───── Document text ─────
United States District Court, M.D. Pennsylvania

May 11, 2018

MAGGIE MCNAMARA, Plaintiff,
v.
SUSQUEHANNA COUNTY, et al., Defendants.

          MEMORANDUM

          JOSEPH F. SAPORITO, JR. United States Magistrate Judge.

         This is an employment discrimination case. In the complaint (Doc. 1), the plaintiff, Maggie McNamara (“McNamara”), claims that the defendants violated Title VII of the Civil Rights Act of 1964, 42 U.S.C. §2000e et seq., and the Pennsylvania Human Relations Act, 43 P.S. §951 et seq., on the basis of gender discrimination, retaliation, and hostile work environment. This matter is before the court on a motion to dismiss filed by the defendants. (Doc. 9) The parties have filed their respective briefs. Based upon the courts review of the defendants' motion to dismiss, we will deny it in part and grant it in part.

         I. Procedural History

         On November 29, 2017, McNamara filed a complaint (Doc. 1) seeking damages for gender discrimination, sexual harassment, and retaliation. She named as defendants: Susquehanna County, her former employer; Elizabeth Arnold, a county commissioner; Mary Ann Warren, a county commissioner; and Richard Ely, the Susquehanna County Director of Veterans Affairs.

         On January 29, 2018, the defendants filed a motion to dismiss for failure to state a claim pursuant to Fed.R.Civ.P. 12(b)(6). (Doc. 9). The defendants filed their brief in support on February 12, 2018. (Doc. 12). McNamara filed her brief in opposition on February 23, 2018. (Doc. 23). The defendants filed a timely reply brief. (Doc. 19). In their motion to dismiss, the defendants assert that (1) the complaint fails to establish a claim of sex discrimination or retaliation because it is devoid of allegations of any adverse employment action by McNamara's employer; (2) Title VII does not permit individual liability; and (3) the complaint does not support a claim for punitive damages. The matter is ripe for disposition.

         II. Statement of Facts

         McNamara's complaint consists of three counts under Title VII and three counts under the PHRA each involving (1) sexual harassment; (2) retaliation; and (3) hostile work environment.

         In her complaint, McNamara alleges that in June 2014, she was hired as an administrative assistant to the chief clerk of Susquehanna County. She was promoted to deputy clerk in February 2015. Thereafter, in December 2015, defendant Ely attempted to kiss and hug McNamara at her workplace. On that same day, it is alleged that Ely approached McNamara's car, stuck his face into her car, made a kissing lips facial expression, and stated, “you won't get this offer again.” She reported these incidents to her supervisor, R.S. Stoud.
───── Dataset records ─────
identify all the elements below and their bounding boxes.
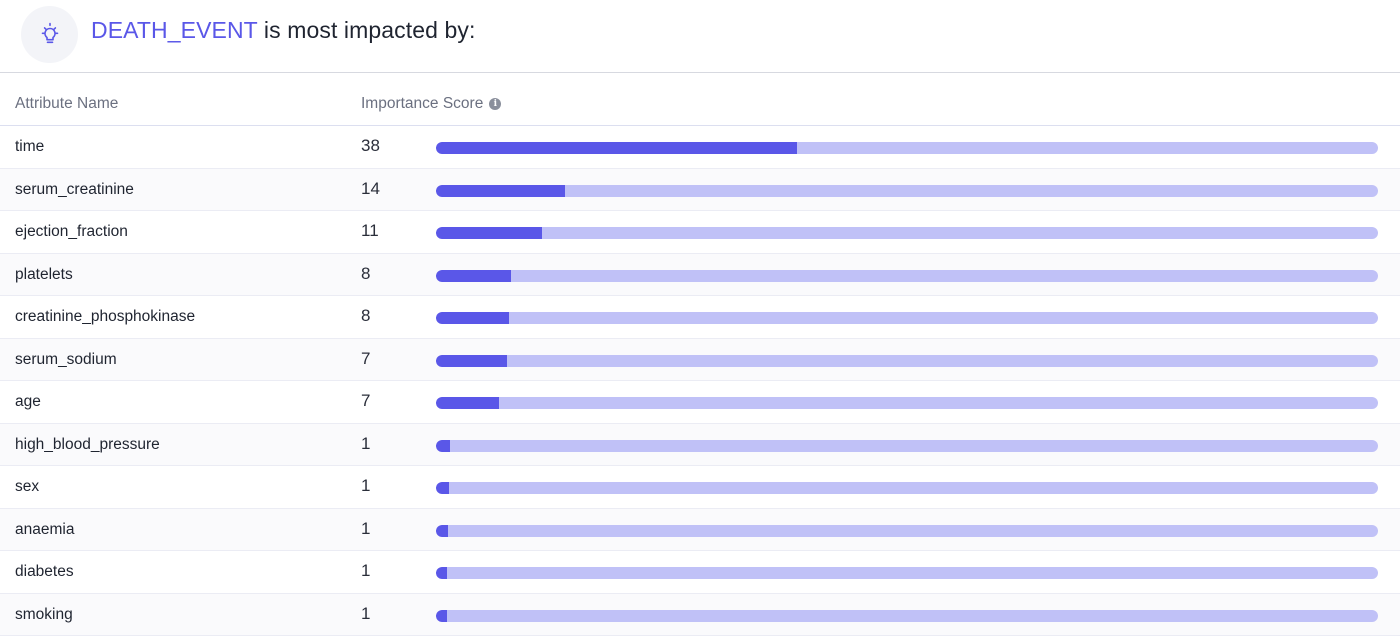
table-row: time 38 <box>0 126 1400 169</box>
table-row: high_blood_pressure 1 <box>0 424 1400 467</box>
importance-bar-track <box>436 227 1378 239</box>
importance-bar-fill <box>436 397 499 409</box>
importance-bar-fill <box>436 312 509 324</box>
table-row: anaemia 1 <box>0 509 1400 552</box>
attribute-name: platelets <box>15 266 73 284</box>
attribute-name: high_blood_pressure <box>15 436 160 454</box>
importance-score: 7 <box>361 349 370 369</box>
importance-bar-fill <box>436 185 565 197</box>
importance-score: 1 <box>361 519 370 539</box>
importance-bar-track <box>436 610 1378 622</box>
attribute-name: creatinine_phosphokinase <box>15 308 195 326</box>
attribute-name: serum_sodium <box>15 351 117 369</box>
importance-score: 1 <box>361 476 370 496</box>
importance-bar-fill <box>436 227 542 239</box>
importance-bar-track <box>436 270 1378 282</box>
importance-bar-track <box>436 312 1378 324</box>
importance-bar-fill <box>436 270 511 282</box>
attribute-name: age <box>15 393 41 411</box>
insight-header: DEATH_EVENT is most impacted by: <box>0 0 1400 73</box>
importance-score: 11 <box>361 221 379 241</box>
importance-bar-fill <box>436 610 447 622</box>
target-attribute: DEATH_EVENT <box>91 17 257 43</box>
column-header-importance-score-label: Importance Score <box>361 95 483 113</box>
attribute-name: serum_creatinine <box>15 181 134 199</box>
table-header: Attribute Name Importance Score i <box>0 73 1400 126</box>
table-row: ejection_fraction 11 <box>0 211 1400 254</box>
title-suffix: is most impacted by: <box>257 17 475 43</box>
importance-score: 8 <box>361 264 370 284</box>
attribute-name: sex <box>15 478 39 496</box>
table-row: age 7 <box>0 381 1400 424</box>
importance-bar-track <box>436 397 1378 409</box>
attribute-name: anaemia <box>15 521 74 539</box>
importance-bar-fill <box>436 567 447 579</box>
importance-score: 7 <box>361 391 370 411</box>
table-row: platelets 8 <box>0 254 1400 297</box>
importance-score: 1 <box>361 604 370 624</box>
table-row: smoking 1 <box>0 594 1400 636</box>
importance-score: 1 <box>361 434 370 454</box>
table-row: serum_creatinine 14 <box>0 169 1400 212</box>
importance-score: 1 <box>361 561 370 581</box>
importance-bar-track <box>436 440 1378 452</box>
importance-bar-track <box>436 567 1378 579</box>
info-icon[interactable]: i <box>489 98 501 110</box>
lightbulb-icon-badge <box>21 6 78 63</box>
table-row: sex 1 <box>0 466 1400 509</box>
attribute-name: ejection_fraction <box>15 223 128 241</box>
importance-bar-fill <box>436 525 448 537</box>
lightbulb-icon <box>35 19 65 49</box>
importance-bar-track <box>436 142 1378 154</box>
importance-bar-track <box>436 525 1378 537</box>
importance-score: 14 <box>361 179 380 199</box>
importance-score: 38 <box>361 136 380 156</box>
importance-bar-fill <box>436 355 507 367</box>
importance-bar-track <box>436 355 1378 367</box>
table-row: creatinine_phosphokinase 8 <box>0 296 1400 339</box>
column-header-attribute-name: Attribute Name <box>15 95 118 113</box>
table-row: serum_sodium 7 <box>0 339 1400 382</box>
importance-score: 8 <box>361 306 370 326</box>
importance-bar-fill <box>436 440 450 452</box>
page-title: DEATH_EVENT is most impacted by: <box>91 17 476 44</box>
importance-bar-fill <box>436 142 797 154</box>
attribute-name: smoking <box>15 606 73 624</box>
table-row: diabetes 1 <box>0 551 1400 594</box>
importance-bar-track <box>436 185 1378 197</box>
attribute-name: time <box>15 138 44 156</box>
column-header-importance-score: Importance Score i <box>361 95 501 113</box>
attribute-name: diabetes <box>15 563 74 581</box>
importance-bar-fill <box>436 482 449 494</box>
importance-bar-track <box>436 482 1378 494</box>
importance-table-body: time 38 serum_creatinine 14 ejection_fractio… <box>0 126 1400 636</box>
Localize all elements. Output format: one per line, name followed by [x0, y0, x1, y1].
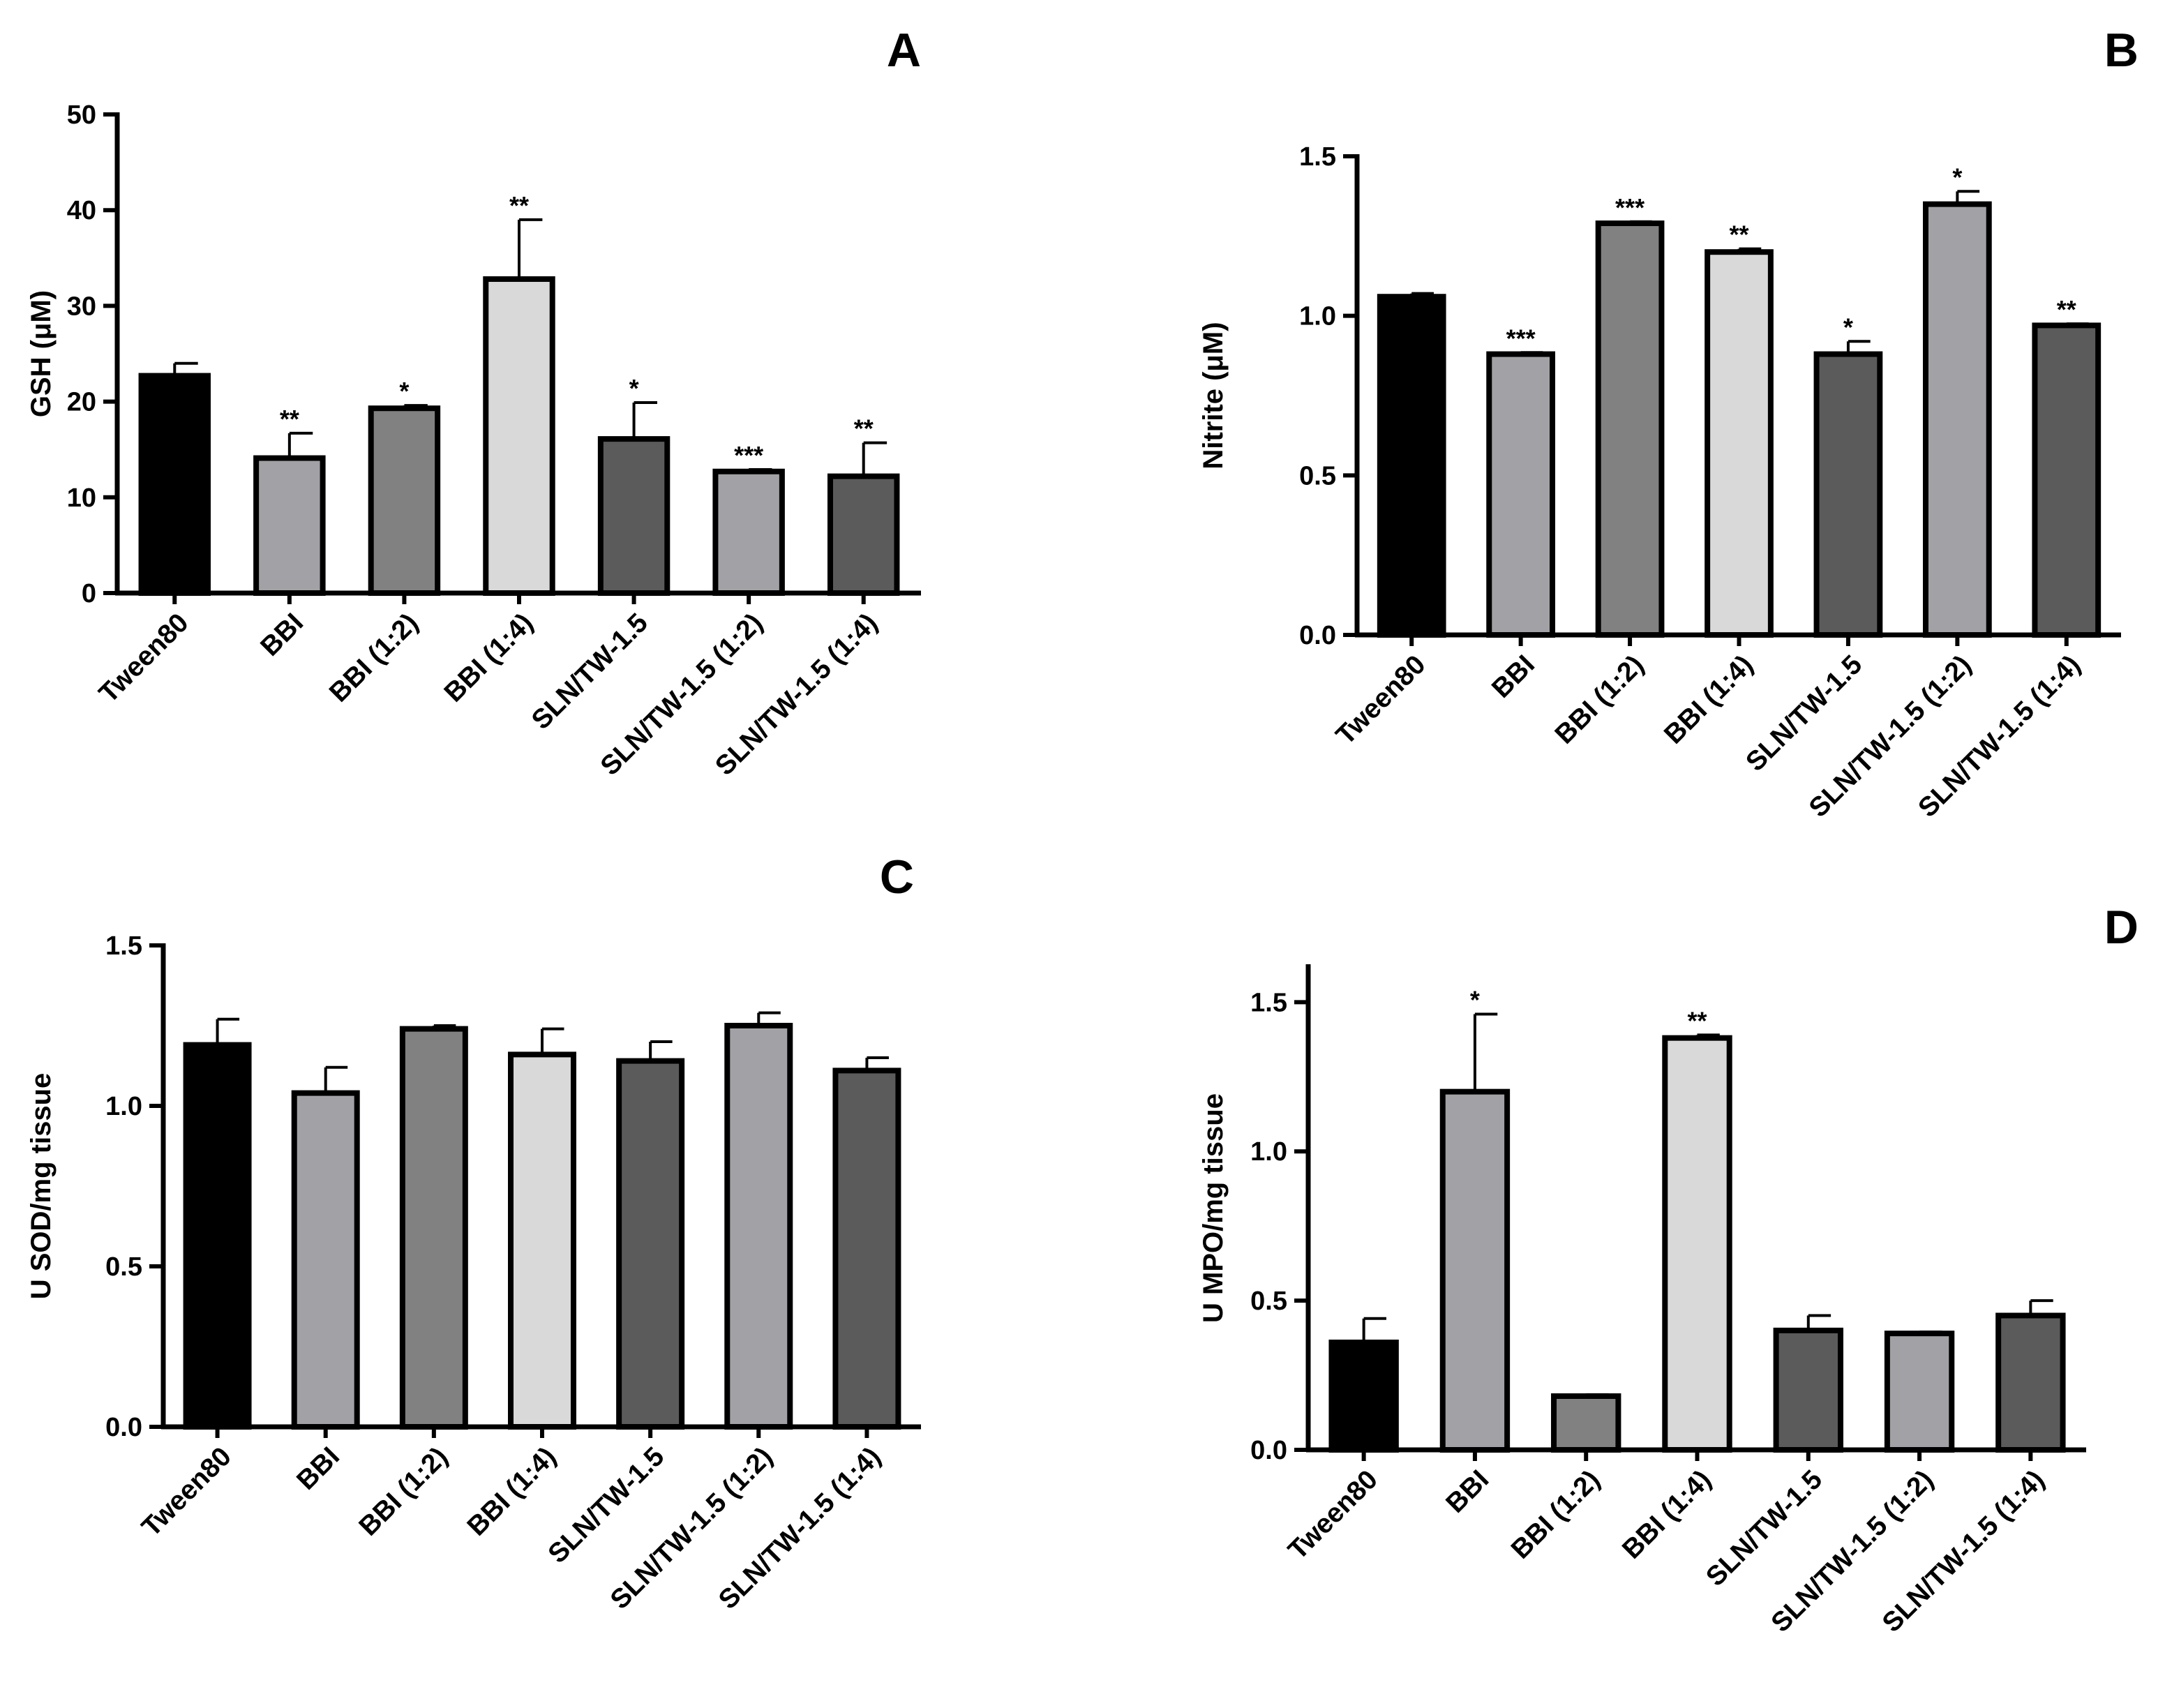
panel-b-bar-bbi: [1486, 351, 1556, 638]
panel-d-bar-sln-tw-1-5-1-2: [1884, 1331, 1955, 1453]
panel-a-category-label-sln-tw-1-5: SLN/TW-1.5: [526, 608, 654, 735]
panel-a-y-tick-label: 30: [67, 292, 96, 321]
panel-a-significance-sln-tw-1-5: *: [629, 374, 639, 403]
panel-d-y-tick-label: 0.0: [1250, 1436, 1287, 1465]
panel-d: D U MPO/mg tissue Tween80 * BBI BBI (1:2) ** BB…: [1198, 901, 2138, 1638]
panel-d-bar-tween80: [1328, 1340, 1399, 1453]
panel-b-significance-bbi-1-4: **: [1729, 220, 1748, 249]
panel-a-bar-bbi-1-2: [368, 405, 441, 596]
panel-a-y-tick-label: 40: [67, 196, 96, 225]
panel-b-significance-sln-tw-1-5-1-4: **: [2057, 295, 2076, 324]
panel-a-letter: A: [887, 24, 921, 77]
panel-b-bar-tween80: [1377, 294, 1446, 638]
panel-a-bar-tween80: [138, 373, 211, 597]
panel-a-bar-bbi-1-4: [483, 276, 555, 596]
panel-b-significance-sln-tw-1-5: *: [1843, 313, 1853, 341]
panel-c-y-axis-title: U SOD/mg tissue: [26, 1073, 57, 1300]
panel-c-letter: C: [880, 851, 914, 904]
panel-c: C U SOD/mg tissue Tween80 BBI BBI (1:2) BBI (…: [26, 851, 921, 1615]
panel-b-bar-bbi-1-2: [1595, 220, 1665, 638]
panel-a-category-label-bbi-1-2: BBI (1:2): [324, 608, 424, 708]
panel-b-letter: B: [2104, 24, 2138, 77]
panel-a-y-axis-title: GSH (μM): [26, 290, 57, 417]
panel-d-bar-bbi: [1439, 1088, 1511, 1453]
panel-b-bar-sln-tw-1-5-1-2: [1922, 201, 1992, 638]
panel-c-bar-bbi-1-2: [399, 1026, 468, 1430]
panel-b-bar-sln-tw-1-5: [1813, 351, 1883, 638]
panel-a-category-label-bbi-1-4: BBI (1:4): [439, 608, 539, 708]
panel-d-category-label-bbi: BBI: [1440, 1464, 1494, 1519]
panel-b-y-tick-label: 0.5: [1299, 461, 1336, 490]
panel-c-category-label-bbi-1-4: BBI (1:4): [462, 1441, 562, 1542]
panel-a-y-tick-label: 0: [82, 579, 96, 608]
panel-a: A GSH (μM) Tween80 ** BBI * BBI (1:2) ** BBI (1:…: [26, 24, 921, 781]
panel-b-significance-bbi-1-2: ***: [1615, 193, 1645, 222]
panel-d-letter: D: [2104, 901, 2138, 954]
panel-c-y-tick-label: 0.0: [105, 1413, 142, 1442]
panel-a-bar-sln-tw-1-5: [597, 436, 671, 596]
panel-c-bar-sln-tw-1-5-1-4: [832, 1068, 901, 1430]
panel-d-bar-sln-tw-1-5: [1773, 1327, 1843, 1453]
panel-b-category-label-bbi-1-2: BBI (1:2): [1550, 650, 1650, 750]
panel-d-y-axis-title: U MPO/mg tissue: [1198, 1093, 1229, 1323]
panel-b-category-label-bbi-1-4: BBI (1:4): [1658, 650, 1759, 750]
panel-c-y-tick-label: 1.5: [105, 931, 142, 961]
panel-c-bar-bbi: [291, 1090, 360, 1430]
panel-b-significance-sln-tw-1-5-1-2: *: [1952, 163, 1962, 191]
panel-c-y-tick-label: 1.0: [105, 1092, 142, 1121]
panel-a-bar-sln-tw-1-5-1-2: [712, 468, 785, 596]
panel-a-significance-bbi: **: [280, 405, 299, 433]
panel-d-bar-bbi-1-4: [1662, 1035, 1732, 1453]
panel-c-category-label-tween80: Tween80: [136, 1441, 237, 1543]
panel-b-category-label-bbi: BBI: [1486, 650, 1541, 704]
panel-d-bar-bbi-1-2: [1551, 1393, 1621, 1453]
panel-b-y-tick-label: 1.0: [1299, 302, 1336, 331]
panel-a-bar-sln-tw-1-5-1-4: [827, 473, 900, 597]
panel-a-bar-bbi: [253, 455, 326, 596]
panel-d-category-label-bbi-1-4: BBI (1:4): [1617, 1464, 1717, 1565]
panel-a-significance-sln-tw-1-5-1-4: **: [854, 414, 874, 443]
panel-a-significance-sln-tw-1-5-1-2: ***: [734, 441, 763, 470]
panel-d-category-label-tween80: Tween80: [1282, 1464, 1384, 1566]
panel-b-significance-bbi: ***: [1506, 324, 1536, 352]
panel-b-bar-bbi-1-4: [1705, 249, 1774, 638]
panel-a-y-tick-label: 10: [67, 484, 96, 513]
panel-d-significance-bbi: *: [1470, 985, 1480, 1014]
panel-b-category-label-tween80: Tween80: [1331, 650, 1432, 751]
panel-a-y-tick-label: 20: [67, 388, 96, 417]
panel-c-bar-bbi-1-4: [508, 1051, 576, 1430]
panel-d-bar-sln-tw-1-5-1-4: [1995, 1312, 2066, 1453]
panel-a-category-label-tween80: Tween80: [93, 608, 195, 709]
panel-c-category-label-bbi: BBI: [291, 1441, 345, 1496]
panel-a-significance-bbi-1-2: *: [399, 377, 409, 405]
panel-d-significance-bbi-1-4: **: [1687, 1006, 1707, 1035]
panel-d-y-tick-label: 1.5: [1250, 988, 1287, 1017]
panel-a-y-tick-label: 50: [67, 100, 96, 130]
panel-c-category-label-bbi-1-2: BBI (1:2): [353, 1441, 454, 1542]
panel-c-bar-tween80: [183, 1042, 252, 1430]
panel-d-category-label-bbi-1-2: BBI (1:2): [1506, 1464, 1606, 1565]
panel-c-bar-sln-tw-1-5-1-2: [724, 1023, 793, 1430]
panel-b-bar-sln-tw-1-5-1-4: [2032, 322, 2102, 638]
panel-b-y-tick-label: 0.0: [1299, 621, 1336, 650]
panel-d-y-tick-label: 0.5: [1250, 1287, 1287, 1316]
panel-a-category-label-bbi: BBI: [255, 608, 309, 662]
panel-c-y-tick-label: 0.5: [105, 1252, 142, 1282]
panel-b-y-axis-title: Nitrite (μM): [1198, 322, 1229, 469]
panel-b-y-tick-label: 1.5: [1299, 142, 1336, 172]
panel-a-significance-bbi-1-4: **: [509, 191, 529, 220]
panel-d-y-tick-label: 1.0: [1250, 1137, 1287, 1167]
panel-c-bar-sln-tw-1-5: [616, 1058, 685, 1430]
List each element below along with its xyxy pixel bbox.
─────
Direction A
In the court memorandum, to what position was McNamara promoted in February 2015?
Direction B
Quote the lines of the records from the one containing "panel-b-bar-bbi: [1486, 351, 1556, 638]" down to the one containing "panel-b-significance-sln-tw-1-5: *: [1843, 313, 1853, 341]", including both.
The court memorandum and the records come from unrelated sources.

Complete response A
Deputy clerk.

Complete response B
panel-b-bar-bbi: [1486, 351, 1556, 638]
panel-d-bar-sln-tw-1-5-1-2: [1884, 1331, 1955, 1453]
panel-a-category-label-sln-tw-1-5: SLN/TW-1.5: [526, 608, 654, 735]
panel-a-y-tick-label: 30: [67, 292, 96, 321]
panel-a-significance-sln-tw-1-5: *: [629, 374, 639, 403]
panel-d-y-tick-label: 0.0: [1250, 1436, 1287, 1465]
panel-d: D U MPO/mg tissue Tween80 * BBI BBI (1:2) ** BB…: [1198, 901, 2138, 1638]
panel-d-bar-tween80: [1328, 1340, 1399, 1453]
panel-b-significance-bbi-1-4: **: [1729, 220, 1748, 249]
panel-a-bar-bbi-1-2: [368, 405, 441, 596]
panel-a-y-tick-label: 40: [67, 196, 96, 225]
panel-b-significance-sln-tw-1-5-1-4: **: [2057, 295, 2076, 324]
panel-a-letter: A: [887, 24, 921, 77]
panel-b-bar-tween80: [1377, 294, 1446, 638]
panel-a-bar-tween80: [138, 373, 211, 597]
panel-a-bar-bbi-1-4: [483, 276, 555, 596]
panel-b-significance-sln-tw-1-5: *: [1843, 313, 1853, 341]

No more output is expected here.